Content starts
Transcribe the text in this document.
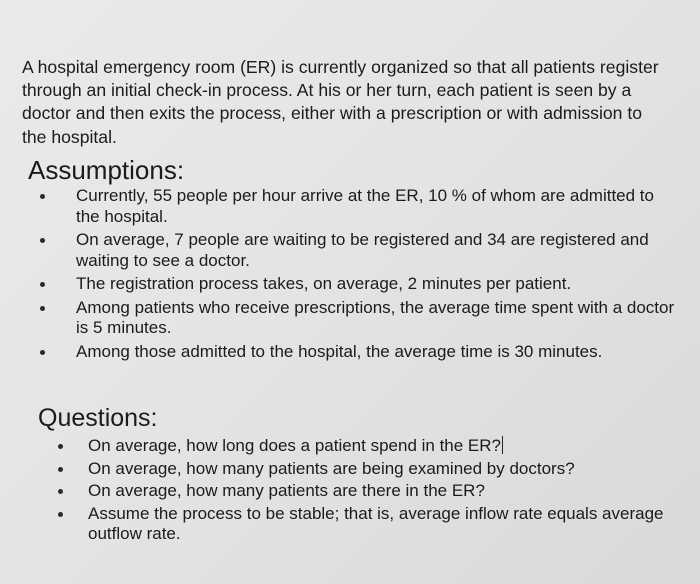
A hospital emergency room (ER) is currently organized so that all patients register through an initial check-in process. At his or her turn, each patient is seen by a doctor and then exits the process, either with a prescription or with admission to the hospital.

Assumptions:
Currently, 55 people per hour arrive at the ER, 10 % of whom are admitted to the hospital.
On average, 7 people are waiting to be registered and 34 are registered and waiting to see a doctor.
The registration process takes, on average, 2 minutes per patient.
Among patients who receive prescriptions, the average time spent with a doctor is 5 minutes.
Among those admitted to the hospital, the average time is 30 minutes.
Questions:
On average, how long does a patient spend in the ER?
On average, how many patients are being examined by doctors?
On average, how many patients are there in the ER?
Assume the process to be stable; that is, average inflow rate equals average outflow rate.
Content ends
### Try it:
No picture should be included when the data are set down again exactly.

### Problem solution:
Transcribe the text in this document.
A hospital emergency room (ER) is currently organized so that all patients register through an initial check-in process. At his or her turn, each patient is seen by a doctor and then exits the process, either with a prescription or with admission to the hospital.

Assumptions:
Currently, 55 people per hour arrive at the ER, 10 % of whom are admitted to the hospital.
On average, 7 people are waiting to be registered and 34 are registered and waiting to see a doctor.
The registration process takes, on average, 2 minutes per patient.
Among patients who receive prescriptions, the average time spent with a doctor is 5 minutes.
Among those admitted to the hospital, the average time is 30 minutes.
Questions:
On average, how long does a patient spend in the ER?
On average, how many patients are being examined by doctors?
On average, how many patients are there in the ER?
Assume the process to be stable; that is, average inflow rate equals average outflow rate.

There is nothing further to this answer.